**Page:**
=-=-=-=-=

PKCE for Secured Applications

Application grant types aka flows are methods by which a client application can gain tokens so as to get a limited access on a protected resource.

There are lots of flows that are used by the techie community. PKCE is one of the best practiced flow that fits well on mobile and Single Page Applications (SPAs). It can be seen as an extension of Authorization code flow (well suited for any applications that can securely store it’s client secret key value). In contrast to authorization code flow, PKCE is well suited for applications that cannot keep it’s client secret key safe.

Of course, there is another flow, which is called implicit flow that was recommended earlier for native apps and SPAs in which the access token is directly provided as a query parameter in response to a successful login along with the redirect URL, without an extra code exchange step. Now it is considered as deprecated because there is no guarantee whether the access token is received by the client application or not. A malicious code can intercept and get the tokens from the URL itself.

=-=-=-=-=

**Provided data:**

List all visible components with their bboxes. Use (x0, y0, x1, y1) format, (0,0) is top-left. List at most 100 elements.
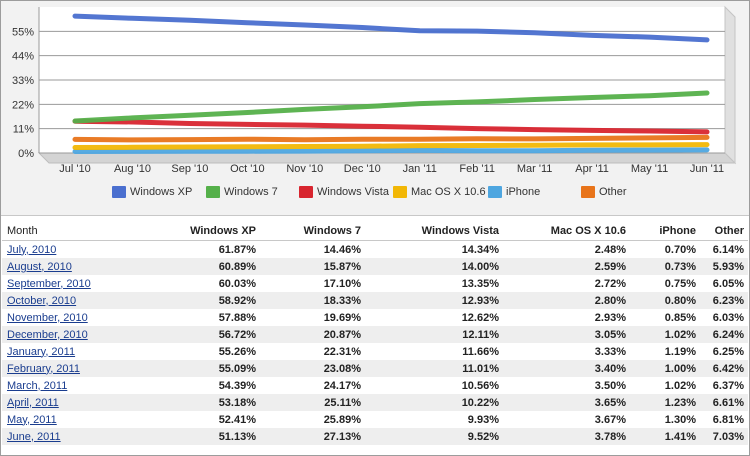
legend-swatch (393, 186, 407, 198)
value-cell: 61.87% (218, 243, 256, 256)
x-tick-label: Jun '11 (690, 163, 724, 175)
value-cell: 55.09% (140, 360, 260, 377)
value-cell: 52.41% (218, 413, 256, 426)
series-line-mac-os-x-10-6 (72, 142, 710, 150)
month-cell: October, 2010 (2, 292, 140, 309)
column-header-mac-os-x-10-6: Mac OS X 10.6 (503, 222, 630, 241)
legend-swatch (112, 186, 126, 198)
plot-side-wall (724, 5, 736, 165)
month-link[interactable]: March, 2011 (7, 379, 68, 392)
legend-item-windows-vista: Windows Vista (299, 185, 389, 199)
x-tick-label: Jul '10 (59, 163, 90, 175)
value-cell: 27.13% (260, 428, 365, 445)
column-header-month: Month (2, 222, 140, 241)
month-link[interactable]: August, 2010 (7, 260, 72, 273)
value-cell: 0.85% (664, 311, 696, 324)
value-cell: 15.87% (260, 258, 365, 275)
month-cell: May, 2011 (2, 411, 140, 428)
y-tick-label: 55% (12, 26, 34, 38)
value-cell: 58.92% (140, 292, 260, 309)
value-cell: 3.33% (594, 345, 626, 358)
value-cell: 60.89% (140, 258, 260, 275)
table-header-row: Month Windows XP Windows 7 Windows Vista Mac… (2, 222, 748, 241)
value-cell: 10.56% (461, 379, 499, 392)
value-cell: 1.41% (630, 428, 700, 445)
legend-label: Other (599, 186, 627, 198)
month-link[interactable]: July, 2010 (7, 243, 57, 256)
month-cell: July, 2010 (2, 241, 140, 259)
legend-swatch (488, 186, 502, 198)
month-cell: December, 2010 (2, 326, 140, 343)
value-cell: 1.19% (664, 345, 696, 358)
value-cell: 55.26% (218, 345, 256, 358)
value-cell: 17.10% (323, 277, 361, 290)
month-cell: April, 2011 (2, 394, 140, 411)
month-link[interactable]: September, 2010 (7, 277, 91, 290)
legend-item-windows-7: Windows 7 (206, 185, 278, 199)
data-table-container: Month Windows XP Windows 7 Windows Vista Mac… (1, 222, 749, 445)
value-cell: 2.72% (594, 277, 626, 290)
value-cell: 2.80% (503, 292, 630, 309)
value-cell: 56.72% (140, 326, 260, 343)
value-cell: 6.23% (700, 292, 748, 309)
value-cell: 18.33% (260, 292, 365, 309)
month-link[interactable]: April, 2011 (7, 396, 59, 409)
value-cell: 3.05% (503, 326, 630, 343)
value-cell: 11.66% (462, 345, 499, 358)
value-cell: 25.11% (260, 394, 365, 411)
chart-panel: 0% 11% 22% 33% 44% 55% Jul '10 Aug '10 Sep '10 Oc… (1, 1, 749, 216)
table-row: July, 2010 61.87% 14.46% 14.34% 2.48% 0.70% 6.… (2, 241, 748, 259)
value-cell: 60.03% (218, 277, 256, 290)
column-header-windows-7: Windows 7 (260, 222, 365, 241)
y-tick-label: 33% (12, 75, 34, 87)
table-row: August, 2010 60.89% 15.87% 14.00% 2.59% 0.73%… (2, 258, 748, 275)
value-cell: 1.02% (664, 379, 696, 392)
table-row: January, 2011 55.26% 22.31% 11.66% 3.33% 1.19… (2, 343, 748, 360)
value-cell: 3.40% (503, 360, 630, 377)
value-cell: 54.39% (218, 379, 256, 392)
legend-label: Mac OS X 10.6 (411, 186, 486, 198)
x-tick-label: Dec '10 (344, 163, 381, 175)
column-header-windows-vista: Windows Vista (365, 222, 503, 241)
value-cell: 11.01% (365, 360, 503, 377)
month-cell: February, 2011 (2, 360, 140, 377)
column-header-iphone: iPhone (630, 222, 700, 241)
value-cell: 6.05% (712, 277, 744, 290)
table-row: November, 2010 57.88% 19.69% 12.62% 2.93% 0.8… (2, 309, 748, 326)
value-cell: 57.88% (218, 311, 256, 324)
month-link[interactable]: October, 2010 (7, 294, 77, 307)
value-cell: 6.61% (700, 394, 748, 411)
legend-label: Windows XP (130, 186, 193, 198)
value-cell: 19.69% (323, 311, 361, 324)
x-tick-label: Feb '11 (459, 163, 495, 175)
table-row: March, 2011 54.39% 24.17% 10.56% 3.50% 1.02% 6… (2, 377, 748, 394)
series-line-windows-vista (72, 118, 710, 135)
value-cell: 10.22% (365, 394, 503, 411)
month-link[interactable]: January, 2011 (7, 345, 76, 358)
month-cell: August, 2010 (2, 258, 140, 275)
month-link[interactable]: December, 2010 (7, 328, 88, 341)
table-row: February, 2011 55.09% 23.08% 11.01% 3.40% 1.0… (2, 360, 748, 377)
month-link[interactable]: November, 2010 (7, 311, 88, 324)
value-cell: 0.80% (630, 292, 700, 309)
month-link[interactable]: June, 2011 (7, 430, 61, 443)
value-cell: 6.37% (712, 379, 744, 392)
value-cell: 6.42% (700, 360, 748, 377)
month-link[interactable]: February, 2011 (7, 362, 80, 375)
value-cell: 51.13% (140, 428, 260, 445)
month-cell: March, 2011 (2, 377, 140, 394)
value-cell: 2.93% (594, 311, 626, 324)
y-tick-label: 22% (12, 99, 34, 111)
x-tick-label: Nov '10 (286, 163, 323, 175)
legend-label: iPhone (506, 186, 541, 198)
column-header-other: Other (700, 222, 748, 241)
month-link[interactable]: May, 2011 (7, 413, 57, 426)
column-header-windows-xp: Windows XP (140, 222, 260, 241)
value-cell: 7.03% (700, 428, 748, 445)
value-cell: 23.08% (260, 360, 365, 377)
table-row: December, 2010 56.72% 20.87% 12.11% 3.05% 1.0… (2, 326, 748, 343)
legend-swatch (206, 186, 220, 198)
table-row: September, 2010 60.03% 17.10% 13.35% 2.72% 0.… (2, 275, 748, 292)
value-cell: 3.67% (594, 413, 626, 426)
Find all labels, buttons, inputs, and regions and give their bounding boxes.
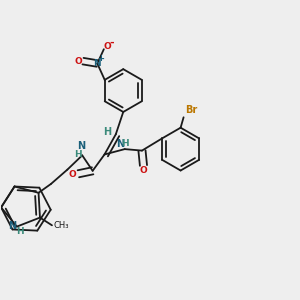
Text: N: N — [8, 221, 16, 231]
Text: Br: Br — [185, 105, 198, 115]
Text: H: H — [74, 150, 81, 159]
Text: O: O — [103, 42, 111, 51]
Text: O: O — [74, 57, 82, 66]
Text: CH₃: CH₃ — [53, 221, 69, 230]
Text: O: O — [68, 170, 76, 179]
Text: H: H — [121, 139, 128, 148]
Text: -: - — [110, 38, 115, 48]
Text: N: N — [78, 141, 86, 151]
Text: N: N — [116, 139, 124, 148]
Text: H: H — [103, 127, 111, 137]
Text: O: O — [140, 166, 148, 175]
Text: N: N — [94, 59, 101, 68]
Text: H: H — [16, 227, 24, 236]
Text: +: + — [98, 54, 104, 63]
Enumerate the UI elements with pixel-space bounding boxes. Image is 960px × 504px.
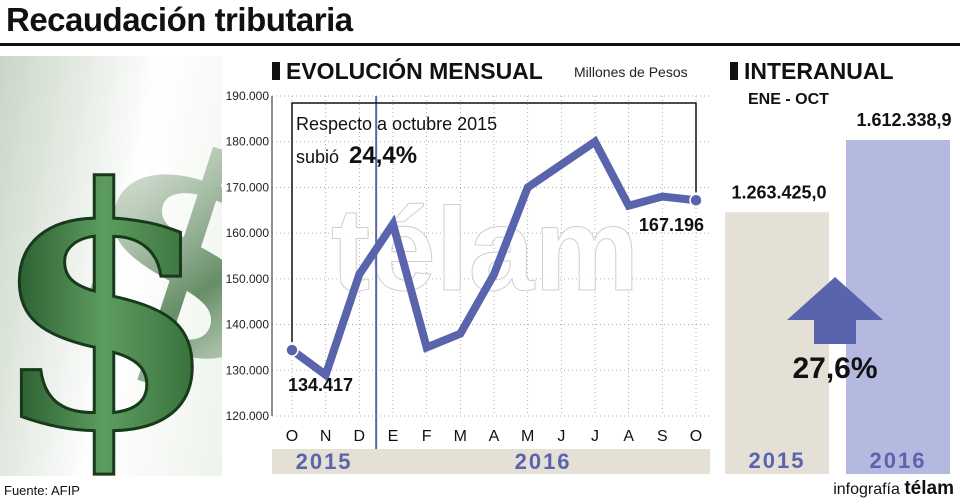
bar-2015 — [725, 212, 829, 474]
x-tick-label: M — [454, 428, 467, 445]
x-tick-label: A — [623, 428, 634, 445]
y-tick-label: 170.000 — [226, 180, 270, 194]
year-strip — [272, 449, 710, 474]
x-tick-label: J — [557, 428, 565, 445]
x-tick-label: S — [657, 428, 668, 445]
y-tick-label: 190.000 — [226, 89, 270, 103]
dollar-sign-icon: $ $ — [0, 70, 222, 476]
page-title: Recaudación tributaria — [6, 1, 353, 38]
annotation-box: Respecto a octubre 2015 subió 24,4% — [291, 102, 697, 343]
bar-category-label: 2016 — [870, 448, 927, 473]
y-tick-label: 150.000 — [226, 272, 270, 286]
yearly-period: ENE - OCT — [748, 91, 829, 108]
up-arrow-icon — [787, 277, 883, 344]
x-tick-label: O — [690, 428, 702, 445]
x-tick-label: A — [489, 428, 500, 445]
change-label: 27,6% — [792, 352, 877, 385]
monthly-heading: EVOLUCIÓN MENSUAL — [272, 58, 543, 84]
x-tick-label: M — [521, 428, 534, 445]
year-label: 2016 — [515, 449, 572, 474]
svg-text:$: $ — [0, 116, 220, 476]
plot-area — [272, 96, 710, 416]
source-note: Fuente: AFIP — [4, 483, 80, 498]
x-tick-label: E — [388, 428, 399, 445]
dollar-illustration: $ $ — [0, 56, 222, 476]
annotation-line1: Respecto a octubre 2015 — [296, 114, 497, 134]
annotation-value: 24,4% — [349, 142, 417, 169]
credit-prefix: infografía — [833, 481, 900, 498]
credit: infografía télam — [833, 478, 954, 500]
annotation-line2: subió 24,4% — [296, 142, 417, 169]
y-tick-label: 130.000 — [226, 363, 270, 377]
data-point — [285, 343, 299, 357]
y-tick-label: 180.000 — [226, 135, 270, 149]
bar-value-label: 1.612.338,9 — [856, 110, 951, 130]
data-point — [689, 193, 703, 207]
series-line — [289, 135, 697, 382]
bar-value-label: 1.263.425,0 — [731, 182, 826, 202]
year-label: 2015 — [296, 449, 353, 474]
yearly-heading: INTERANUAL — [730, 58, 894, 84]
annotation-bracket — [291, 102, 697, 343]
bar-category-label: 2015 — [749, 448, 806, 473]
y-tick-label: 120.000 — [226, 409, 270, 423]
y-tick-label: 140.000 — [226, 318, 270, 332]
credit-brand: télam — [904, 478, 954, 499]
title-rule — [0, 43, 960, 46]
data-label-first: 134.417 — [288, 375, 353, 395]
x-tick-label: F — [422, 428, 432, 445]
x-tick-label: D — [354, 428, 366, 445]
data-label-last: 167.196 — [639, 215, 704, 235]
units-label: Millones de Pesos — [574, 64, 688, 80]
annotation-prefix: subió — [296, 147, 339, 167]
x-tick-label: O — [286, 428, 298, 445]
x-tick-label: N — [320, 428, 332, 445]
x-tick-label: J — [591, 428, 599, 445]
y-tick-label: 160.000 — [226, 226, 270, 240]
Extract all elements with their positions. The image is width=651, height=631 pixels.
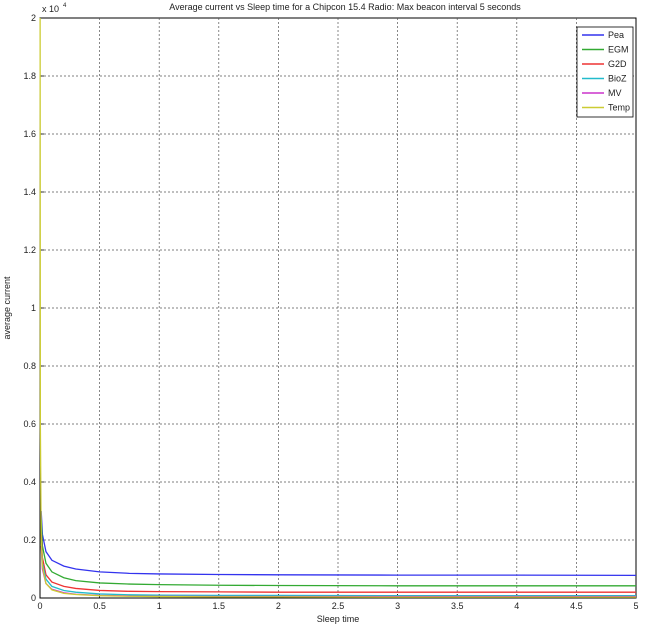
x-tick-label: 2 [276, 601, 281, 611]
series-lines [39, 17, 637, 598]
x-axis-label: Sleep time [317, 614, 360, 624]
series-line-g2d [40, 534, 636, 593]
x-tick-label: 4.5 [570, 601, 583, 611]
x-tick-label: 3 [395, 601, 400, 611]
y-tick-label: 2 [31, 13, 36, 23]
y-tick-label: 1.8 [23, 71, 36, 81]
y-tick-label: 1.6 [23, 129, 36, 139]
series-line-bioz [40, 539, 636, 597]
chart-title: Average current vs Sleep time for a Chip… [169, 2, 521, 12]
legend-label-bioz: BioZ [608, 74, 627, 84]
legend-label-g2d: G2D [608, 59, 627, 69]
y-tick-label: 0.2 [23, 535, 36, 545]
y-tick-label: 0.6 [23, 419, 36, 429]
y-tick-label: 0.4 [23, 477, 36, 487]
y-axis-ticks: 0 0.2 0.4 0.6 0.8 1 1.2 1.4 1.6 1.8 2 [23, 13, 44, 603]
series-line-egm [40, 519, 636, 587]
y-exponent-label: x 10 4 [42, 3, 67, 14]
y-tick-label: 1.2 [23, 245, 36, 255]
legend-box [576, 26, 634, 118]
y-axis-label: average current [2, 276, 12, 340]
legend-label-temp: Temp [608, 103, 630, 113]
legend-label-egm: EGM [608, 45, 629, 55]
legend-label-mv: MV [608, 88, 622, 98]
y-exponent-power: 4 [63, 3, 67, 9]
y-tick-label: 1.4 [23, 187, 36, 197]
grid-lines [40, 18, 636, 598]
y-tick-label: 0.8 [23, 361, 36, 371]
series-line-temp [39, 17, 636, 598]
y-exponent-base: x 10 [42, 4, 59, 14]
x-tick-label: 1.5 [213, 601, 226, 611]
series-line-pea [40, 510, 637, 577]
x-tick-label: 4 [514, 601, 519, 611]
legend: Pea EGM G2D BioZ MV Temp [576, 26, 634, 118]
y-tick-label: 1 [31, 303, 36, 313]
legend-label-pea: Pea [608, 30, 624, 40]
x-tick-label: 3.5 [451, 601, 464, 611]
x-tick-label: 0 [37, 601, 42, 611]
y-tick-label: 0 [31, 593, 36, 603]
x-tick-label: 1 [157, 601, 162, 611]
x-tick-label: 2.5 [332, 601, 345, 611]
x-tick-label: 0.5 [93, 601, 106, 611]
x-tick-label: 5 [633, 601, 638, 611]
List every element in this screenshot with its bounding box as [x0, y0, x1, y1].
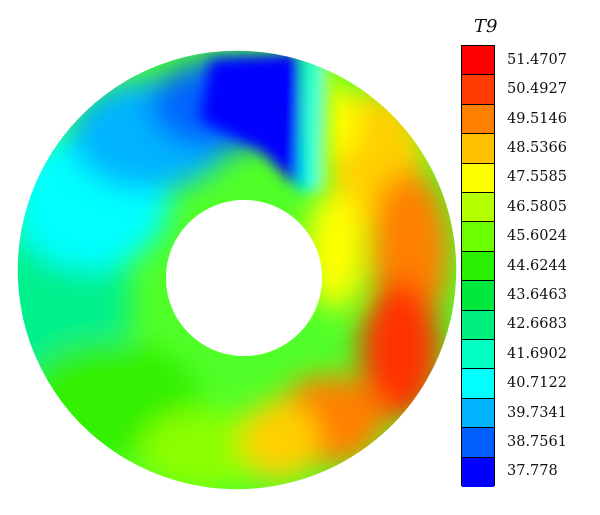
field-region-lower-right: [360, 280, 440, 420]
field-region-shear-line: [300, 55, 322, 192]
legend-swatch: [462, 75, 494, 105]
legend-swatch: [462, 104, 494, 135]
legend-level-label: 42.6683: [507, 316, 567, 333]
legend-swatch: [462, 457, 494, 487]
annulus-field: [16, 50, 457, 490]
legend-swatch: [462, 369, 494, 399]
annulus-hole: [166, 200, 322, 356]
legend-color-bar: [461, 45, 495, 487]
legend-level-label: 40.7122: [507, 375, 567, 392]
legend-level-label: 49.5146: [507, 110, 567, 127]
legend-level-label: 39.7341: [507, 404, 567, 421]
legend-swatch: [462, 222, 494, 252]
legend-swatch: [462, 193, 494, 223]
legend-swatch: [462, 281, 494, 311]
legend-title: T9: [474, 16, 498, 37]
legend-level-label: 51.4707: [507, 51, 567, 68]
legend-level-label: 46.5805: [507, 198, 567, 215]
legend-swatch: [462, 134, 494, 164]
annulus-outer-edge: [16, 49, 458, 491]
legend-level-label: 44.6244: [507, 257, 567, 274]
legend-swatch: [462, 398, 494, 429]
legend-swatch: [462, 310, 494, 340]
legend-level-label: 37.778: [507, 463, 558, 480]
legend-swatch: [462, 46, 494, 76]
legend-level-label: 48.5366: [507, 139, 567, 156]
legend-level-label: 50.4927: [507, 81, 567, 98]
legend-swatch: [462, 163, 494, 193]
legend-level-label: 45.6024: [507, 228, 567, 245]
field-region-shear-line-outer: [318, 60, 335, 192]
legend-swatch: [462, 340, 494, 370]
legend-level-label: 43.6463: [507, 286, 567, 303]
legend-level-label: 38.7561: [507, 433, 567, 450]
legend-swatch: [462, 251, 494, 282]
field-region-bottom: [140, 410, 260, 490]
legend-swatch: [462, 428, 494, 458]
legend-level-label: 47.5585: [507, 169, 567, 186]
legend-level-label: 41.6902: [507, 345, 567, 362]
temperature-contour-plot: [16, 49, 458, 491]
field-region-bottom-yellow: [240, 400, 320, 480]
field-region-cold-wedge: [200, 52, 300, 190]
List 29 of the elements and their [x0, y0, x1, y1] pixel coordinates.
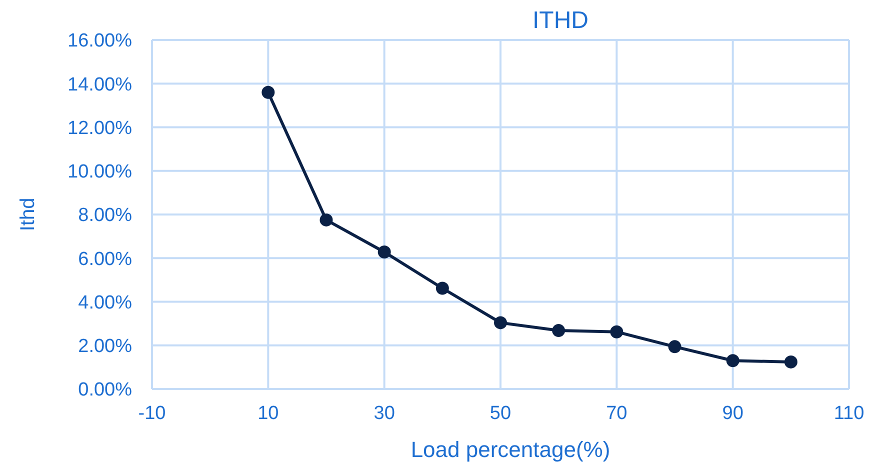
point: [262, 86, 275, 99]
point: [552, 324, 566, 338]
x-tick-label: 50: [490, 403, 512, 424]
point: [320, 213, 333, 226]
y-tick-label: 12.00%: [68, 118, 132, 139]
point: [436, 282, 449, 295]
x-tick-label: 10: [258, 403, 279, 424]
y-tick-label: 14.00%: [68, 74, 132, 96]
y-tick-label: 10.00%: [68, 162, 132, 183]
x-tick-label: -10: [138, 403, 166, 424]
chart-title: ITHD: [532, 7, 588, 34]
x-axis-title: Load percentage(%): [410, 437, 610, 462]
y-tick-label: 8.00%: [78, 205, 132, 226]
x-tick-label: 70: [606, 403, 628, 424]
y-tick-label: 4.00%: [78, 292, 132, 314]
point: [494, 316, 507, 330]
point: [378, 246, 391, 259]
y-tick-label: 0.00%: [78, 380, 132, 401]
point: [726, 354, 740, 368]
x-tick-label: 90: [722, 403, 744, 424]
x-tick-label: 30: [374, 403, 395, 424]
point: [668, 340, 682, 354]
y-tick-label: 16.00%: [68, 30, 132, 52]
y-axis-title: Ithd: [17, 198, 39, 232]
point: [610, 325, 624, 338]
point: [784, 355, 798, 368]
y-tick-label: 2.00%: [78, 336, 132, 358]
y-tick-label: 6.00%: [78, 248, 132, 270]
x-tick-label: 110: [834, 403, 864, 424]
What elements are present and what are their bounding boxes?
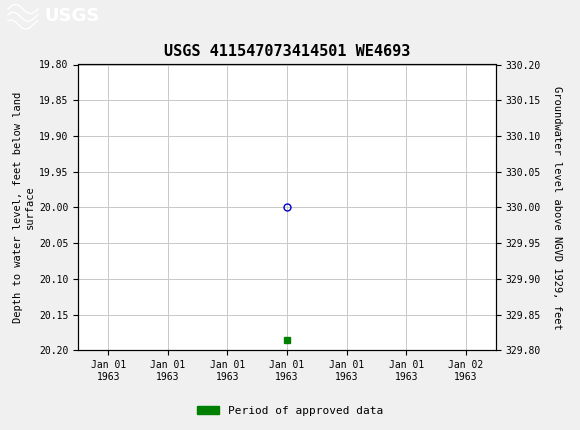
Title: USGS 411547073414501 WE4693: USGS 411547073414501 WE4693 <box>164 44 410 59</box>
Y-axis label: Depth to water level, feet below land
surface: Depth to water level, feet below land su… <box>13 92 35 323</box>
Legend: Period of approved data: Period of approved data <box>193 401 387 420</box>
Text: USGS: USGS <box>44 7 99 25</box>
Y-axis label: Groundwater level above NGVD 1929, feet: Groundwater level above NGVD 1929, feet <box>552 86 562 329</box>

=-=-=-=-=

**Challenge 1:** Set down, word for word, the part of the PKCE page starting with "There are lots" and going on through "secret key safe.".
**Challenge 2:**
Using the PKCE page, mark each statement yes or no, and quote the words that decide it.
(a) PKCE suits applications that cannot keep their client secret key safe.
(b) The implicit flow includes an extra code exchange step.
(c) The implicit flow is still recommended for SPAs.
**Challenge 3:**
Answer these from the PKCE page.
(a) What other name does the page give application grant types?
(b) Which flow can PKCE be seen as an extension of?
(c) In the implicit flow, how is the access token provided?

**Answer 1:**
There are lots of flows that are used by the techie community. PKCE is one of the best practiced flow that fits well on mobile and Single Page Applications (SPAs). It can be seen as an extension of Authorization code flow (well suited for any applications that can securely store it’s client secret key value). In contrast to authorization code flow, PKCE is well suited for applications that cannot keep it’s client secret key safe.

**Answer 2:**
(a) Yes: "PKCE is well suited for applications that cannot keep it’s client secret key safe."
(b) No: "without an extra code exchange step"
(c) No: "Now it is considered as deprecated"

**Answer 3:**
(a) Flows.
(b) Authorization code flow.
(c) Directly as a query parameter in response to a successful login, along with the redirect URL.